> [Task to complete]:
Lift out each line of the data that holds "EIGHTCAP".

> [Materials provided]:
········

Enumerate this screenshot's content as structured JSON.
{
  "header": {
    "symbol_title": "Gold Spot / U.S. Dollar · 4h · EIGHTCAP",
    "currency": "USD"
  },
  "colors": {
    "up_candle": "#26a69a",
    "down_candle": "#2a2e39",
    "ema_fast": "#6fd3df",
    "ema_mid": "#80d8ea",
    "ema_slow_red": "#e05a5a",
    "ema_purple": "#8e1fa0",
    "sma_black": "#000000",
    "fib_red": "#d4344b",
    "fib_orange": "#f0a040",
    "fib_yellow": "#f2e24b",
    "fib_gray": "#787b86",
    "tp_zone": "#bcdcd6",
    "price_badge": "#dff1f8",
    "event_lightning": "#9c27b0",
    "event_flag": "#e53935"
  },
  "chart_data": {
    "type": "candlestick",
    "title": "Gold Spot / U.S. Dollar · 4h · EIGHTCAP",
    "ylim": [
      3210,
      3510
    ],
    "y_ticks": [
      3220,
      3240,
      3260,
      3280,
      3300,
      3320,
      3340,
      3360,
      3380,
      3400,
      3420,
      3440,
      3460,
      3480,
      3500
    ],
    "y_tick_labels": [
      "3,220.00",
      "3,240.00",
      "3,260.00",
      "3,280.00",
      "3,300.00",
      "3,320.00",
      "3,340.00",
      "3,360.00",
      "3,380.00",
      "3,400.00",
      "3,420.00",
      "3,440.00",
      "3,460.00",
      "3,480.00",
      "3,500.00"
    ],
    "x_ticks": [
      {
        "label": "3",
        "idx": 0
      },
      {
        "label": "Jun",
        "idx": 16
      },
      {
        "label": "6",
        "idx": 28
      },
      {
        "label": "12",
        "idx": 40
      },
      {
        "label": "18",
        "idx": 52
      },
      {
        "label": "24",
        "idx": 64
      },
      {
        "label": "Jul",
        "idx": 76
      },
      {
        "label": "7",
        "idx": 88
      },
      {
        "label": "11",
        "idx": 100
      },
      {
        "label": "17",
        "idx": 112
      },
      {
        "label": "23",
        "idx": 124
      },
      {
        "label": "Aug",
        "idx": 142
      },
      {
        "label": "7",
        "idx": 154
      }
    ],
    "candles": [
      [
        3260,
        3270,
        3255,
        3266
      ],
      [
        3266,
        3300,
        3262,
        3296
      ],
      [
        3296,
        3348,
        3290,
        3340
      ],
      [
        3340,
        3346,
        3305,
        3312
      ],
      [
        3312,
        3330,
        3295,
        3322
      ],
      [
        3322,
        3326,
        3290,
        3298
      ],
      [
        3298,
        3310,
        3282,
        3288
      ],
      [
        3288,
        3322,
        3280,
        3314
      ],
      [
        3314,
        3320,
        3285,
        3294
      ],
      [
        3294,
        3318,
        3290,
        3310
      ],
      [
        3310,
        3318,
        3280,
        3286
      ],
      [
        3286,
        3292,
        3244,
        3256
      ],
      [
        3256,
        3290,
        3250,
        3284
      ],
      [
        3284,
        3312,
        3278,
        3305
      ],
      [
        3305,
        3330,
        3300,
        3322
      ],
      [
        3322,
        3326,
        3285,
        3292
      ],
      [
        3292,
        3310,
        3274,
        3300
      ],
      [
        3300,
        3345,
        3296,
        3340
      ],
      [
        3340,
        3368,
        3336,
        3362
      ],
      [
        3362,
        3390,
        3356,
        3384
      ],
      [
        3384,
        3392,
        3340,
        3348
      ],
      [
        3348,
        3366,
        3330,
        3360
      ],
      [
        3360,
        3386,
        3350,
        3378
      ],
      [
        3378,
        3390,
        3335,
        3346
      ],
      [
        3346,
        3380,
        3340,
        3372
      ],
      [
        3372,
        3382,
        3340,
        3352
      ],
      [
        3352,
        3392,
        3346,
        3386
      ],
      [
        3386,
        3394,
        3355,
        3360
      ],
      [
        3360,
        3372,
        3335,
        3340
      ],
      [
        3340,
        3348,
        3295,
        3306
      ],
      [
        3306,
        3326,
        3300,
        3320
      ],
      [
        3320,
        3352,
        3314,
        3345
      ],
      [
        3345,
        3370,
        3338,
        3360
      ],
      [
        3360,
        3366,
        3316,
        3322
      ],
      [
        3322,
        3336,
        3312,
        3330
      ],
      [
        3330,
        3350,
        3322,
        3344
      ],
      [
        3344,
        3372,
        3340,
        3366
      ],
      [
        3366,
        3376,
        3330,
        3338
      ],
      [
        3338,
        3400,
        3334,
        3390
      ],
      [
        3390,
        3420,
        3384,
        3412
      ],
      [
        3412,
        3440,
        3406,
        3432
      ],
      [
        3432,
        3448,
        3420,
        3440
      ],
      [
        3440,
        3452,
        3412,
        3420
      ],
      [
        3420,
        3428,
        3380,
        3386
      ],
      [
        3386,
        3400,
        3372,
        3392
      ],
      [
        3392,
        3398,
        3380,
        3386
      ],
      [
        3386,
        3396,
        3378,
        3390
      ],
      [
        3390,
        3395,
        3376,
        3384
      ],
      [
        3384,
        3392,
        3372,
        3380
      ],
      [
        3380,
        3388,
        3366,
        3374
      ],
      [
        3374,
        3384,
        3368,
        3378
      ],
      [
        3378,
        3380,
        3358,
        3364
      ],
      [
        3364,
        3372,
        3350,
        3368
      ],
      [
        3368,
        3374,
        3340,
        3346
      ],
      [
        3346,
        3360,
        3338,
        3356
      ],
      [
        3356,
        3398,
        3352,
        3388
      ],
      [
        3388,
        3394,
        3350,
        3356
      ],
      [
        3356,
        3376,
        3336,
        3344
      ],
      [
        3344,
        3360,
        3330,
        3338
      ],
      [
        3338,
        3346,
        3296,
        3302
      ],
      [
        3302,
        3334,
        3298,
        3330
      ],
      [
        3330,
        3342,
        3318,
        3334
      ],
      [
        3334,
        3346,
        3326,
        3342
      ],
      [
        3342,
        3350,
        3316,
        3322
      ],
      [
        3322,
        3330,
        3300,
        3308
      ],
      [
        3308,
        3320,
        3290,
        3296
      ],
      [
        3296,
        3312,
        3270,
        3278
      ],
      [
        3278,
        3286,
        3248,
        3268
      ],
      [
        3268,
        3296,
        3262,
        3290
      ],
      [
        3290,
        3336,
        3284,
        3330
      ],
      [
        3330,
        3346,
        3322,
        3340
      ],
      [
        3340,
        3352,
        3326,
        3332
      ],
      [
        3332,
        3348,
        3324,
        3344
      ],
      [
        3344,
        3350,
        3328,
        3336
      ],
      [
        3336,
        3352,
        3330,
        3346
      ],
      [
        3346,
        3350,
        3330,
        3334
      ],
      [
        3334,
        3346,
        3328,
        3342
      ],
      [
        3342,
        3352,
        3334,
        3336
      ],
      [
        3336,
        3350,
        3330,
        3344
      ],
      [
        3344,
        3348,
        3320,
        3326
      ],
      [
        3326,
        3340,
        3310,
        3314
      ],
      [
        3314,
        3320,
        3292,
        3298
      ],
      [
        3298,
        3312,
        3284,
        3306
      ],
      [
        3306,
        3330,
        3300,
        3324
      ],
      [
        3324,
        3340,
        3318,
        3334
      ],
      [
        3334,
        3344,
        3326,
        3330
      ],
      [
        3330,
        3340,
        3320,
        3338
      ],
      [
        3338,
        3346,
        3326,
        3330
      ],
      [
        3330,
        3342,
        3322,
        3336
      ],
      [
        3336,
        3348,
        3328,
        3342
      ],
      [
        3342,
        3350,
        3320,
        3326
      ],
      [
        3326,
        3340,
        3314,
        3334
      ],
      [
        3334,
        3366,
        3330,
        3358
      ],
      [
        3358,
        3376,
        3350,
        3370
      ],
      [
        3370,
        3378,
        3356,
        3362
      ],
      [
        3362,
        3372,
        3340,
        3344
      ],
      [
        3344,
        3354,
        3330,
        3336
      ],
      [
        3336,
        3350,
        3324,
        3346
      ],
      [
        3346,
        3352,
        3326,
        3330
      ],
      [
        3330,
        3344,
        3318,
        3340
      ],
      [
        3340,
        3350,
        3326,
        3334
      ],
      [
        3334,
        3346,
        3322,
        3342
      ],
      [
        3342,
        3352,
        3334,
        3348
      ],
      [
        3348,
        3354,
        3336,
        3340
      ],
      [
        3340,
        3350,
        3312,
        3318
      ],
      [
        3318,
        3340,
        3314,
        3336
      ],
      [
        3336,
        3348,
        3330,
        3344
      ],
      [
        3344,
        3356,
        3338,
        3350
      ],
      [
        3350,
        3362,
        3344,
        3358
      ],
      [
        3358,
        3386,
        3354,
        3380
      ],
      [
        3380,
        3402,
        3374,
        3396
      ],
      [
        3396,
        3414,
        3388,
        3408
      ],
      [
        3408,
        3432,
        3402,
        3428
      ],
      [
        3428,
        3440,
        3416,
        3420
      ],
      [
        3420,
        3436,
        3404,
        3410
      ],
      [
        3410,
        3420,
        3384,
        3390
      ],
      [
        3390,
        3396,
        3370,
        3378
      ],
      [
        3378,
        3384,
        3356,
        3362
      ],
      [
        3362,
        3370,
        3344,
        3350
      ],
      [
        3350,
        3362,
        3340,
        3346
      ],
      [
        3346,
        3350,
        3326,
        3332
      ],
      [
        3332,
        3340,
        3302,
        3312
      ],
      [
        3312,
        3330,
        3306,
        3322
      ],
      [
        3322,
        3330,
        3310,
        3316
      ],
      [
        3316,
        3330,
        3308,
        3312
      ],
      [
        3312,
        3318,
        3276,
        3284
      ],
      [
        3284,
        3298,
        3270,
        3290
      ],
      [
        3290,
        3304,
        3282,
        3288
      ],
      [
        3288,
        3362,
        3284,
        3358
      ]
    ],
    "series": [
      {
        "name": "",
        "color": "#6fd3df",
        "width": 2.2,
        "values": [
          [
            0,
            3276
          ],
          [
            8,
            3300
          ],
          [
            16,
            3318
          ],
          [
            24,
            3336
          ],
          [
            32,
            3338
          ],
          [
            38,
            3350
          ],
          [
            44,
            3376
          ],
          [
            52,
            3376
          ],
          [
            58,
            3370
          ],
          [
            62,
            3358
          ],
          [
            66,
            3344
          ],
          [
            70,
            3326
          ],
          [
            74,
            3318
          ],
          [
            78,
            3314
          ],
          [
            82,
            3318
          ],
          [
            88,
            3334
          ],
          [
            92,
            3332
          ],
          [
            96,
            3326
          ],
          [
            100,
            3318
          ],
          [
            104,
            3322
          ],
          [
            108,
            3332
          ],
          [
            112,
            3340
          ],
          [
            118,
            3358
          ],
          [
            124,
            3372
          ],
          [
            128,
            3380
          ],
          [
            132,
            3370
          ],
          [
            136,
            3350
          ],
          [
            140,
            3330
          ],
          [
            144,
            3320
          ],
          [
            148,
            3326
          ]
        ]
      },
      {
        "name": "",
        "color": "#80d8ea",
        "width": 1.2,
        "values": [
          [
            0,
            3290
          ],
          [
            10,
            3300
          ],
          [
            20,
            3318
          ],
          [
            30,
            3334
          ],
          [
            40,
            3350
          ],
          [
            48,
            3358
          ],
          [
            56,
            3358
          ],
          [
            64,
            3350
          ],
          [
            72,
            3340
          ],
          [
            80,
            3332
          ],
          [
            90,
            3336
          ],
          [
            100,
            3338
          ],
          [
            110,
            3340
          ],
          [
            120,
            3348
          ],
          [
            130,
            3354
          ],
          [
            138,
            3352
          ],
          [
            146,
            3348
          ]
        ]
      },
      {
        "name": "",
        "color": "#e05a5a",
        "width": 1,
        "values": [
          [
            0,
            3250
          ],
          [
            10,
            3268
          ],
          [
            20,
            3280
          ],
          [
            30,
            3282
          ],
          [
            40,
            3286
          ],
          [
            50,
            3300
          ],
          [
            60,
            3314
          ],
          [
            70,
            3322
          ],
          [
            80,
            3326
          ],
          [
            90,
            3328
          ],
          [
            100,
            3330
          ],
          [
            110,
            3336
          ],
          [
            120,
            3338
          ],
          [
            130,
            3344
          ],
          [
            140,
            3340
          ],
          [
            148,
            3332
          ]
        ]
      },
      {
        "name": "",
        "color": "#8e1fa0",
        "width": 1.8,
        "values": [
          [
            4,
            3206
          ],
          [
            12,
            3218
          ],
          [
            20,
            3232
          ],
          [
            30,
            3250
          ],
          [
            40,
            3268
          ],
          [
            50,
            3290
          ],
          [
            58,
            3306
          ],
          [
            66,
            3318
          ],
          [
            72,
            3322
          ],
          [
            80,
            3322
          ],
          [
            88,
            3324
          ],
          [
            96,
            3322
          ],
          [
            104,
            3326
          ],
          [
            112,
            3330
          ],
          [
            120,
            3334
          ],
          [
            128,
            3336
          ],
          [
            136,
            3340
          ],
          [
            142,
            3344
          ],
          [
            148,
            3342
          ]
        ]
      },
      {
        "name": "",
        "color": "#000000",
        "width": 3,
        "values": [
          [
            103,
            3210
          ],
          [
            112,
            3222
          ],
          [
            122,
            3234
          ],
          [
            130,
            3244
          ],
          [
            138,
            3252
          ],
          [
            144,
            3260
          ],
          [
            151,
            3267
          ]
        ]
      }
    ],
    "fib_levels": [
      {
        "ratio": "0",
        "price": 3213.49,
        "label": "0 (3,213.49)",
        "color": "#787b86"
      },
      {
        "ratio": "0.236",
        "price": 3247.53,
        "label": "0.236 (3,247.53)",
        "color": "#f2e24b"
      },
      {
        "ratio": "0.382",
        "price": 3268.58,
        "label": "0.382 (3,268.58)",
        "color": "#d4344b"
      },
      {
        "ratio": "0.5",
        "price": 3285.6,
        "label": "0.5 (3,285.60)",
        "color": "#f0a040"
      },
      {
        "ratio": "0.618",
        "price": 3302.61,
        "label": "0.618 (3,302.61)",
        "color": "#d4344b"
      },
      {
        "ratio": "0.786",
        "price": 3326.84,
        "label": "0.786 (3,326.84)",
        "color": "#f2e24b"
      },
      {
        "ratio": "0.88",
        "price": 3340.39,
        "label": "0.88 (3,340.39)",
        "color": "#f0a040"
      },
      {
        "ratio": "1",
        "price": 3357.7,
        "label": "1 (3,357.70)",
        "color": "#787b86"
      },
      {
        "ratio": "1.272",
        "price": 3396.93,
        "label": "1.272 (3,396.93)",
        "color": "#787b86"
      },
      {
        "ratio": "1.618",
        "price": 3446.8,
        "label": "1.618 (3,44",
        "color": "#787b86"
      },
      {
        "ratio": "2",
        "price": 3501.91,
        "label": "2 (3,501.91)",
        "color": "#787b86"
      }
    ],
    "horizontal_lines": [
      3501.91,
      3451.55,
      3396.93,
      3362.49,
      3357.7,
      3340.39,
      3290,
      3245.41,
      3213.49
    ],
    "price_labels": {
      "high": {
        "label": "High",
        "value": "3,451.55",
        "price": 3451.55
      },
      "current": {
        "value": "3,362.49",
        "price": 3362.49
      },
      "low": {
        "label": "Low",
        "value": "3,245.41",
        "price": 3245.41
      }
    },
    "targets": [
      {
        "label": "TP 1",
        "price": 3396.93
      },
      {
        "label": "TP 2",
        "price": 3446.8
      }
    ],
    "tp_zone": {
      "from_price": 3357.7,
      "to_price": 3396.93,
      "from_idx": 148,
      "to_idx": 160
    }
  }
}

········

> [Solution to the problem]:
    "symbol_title": "Gold Spot / U.S. Dollar · 4h · EIGHTCAP",
    "title": "Gold Spot / U.S. Dollar · 4h · EIGHTCAP",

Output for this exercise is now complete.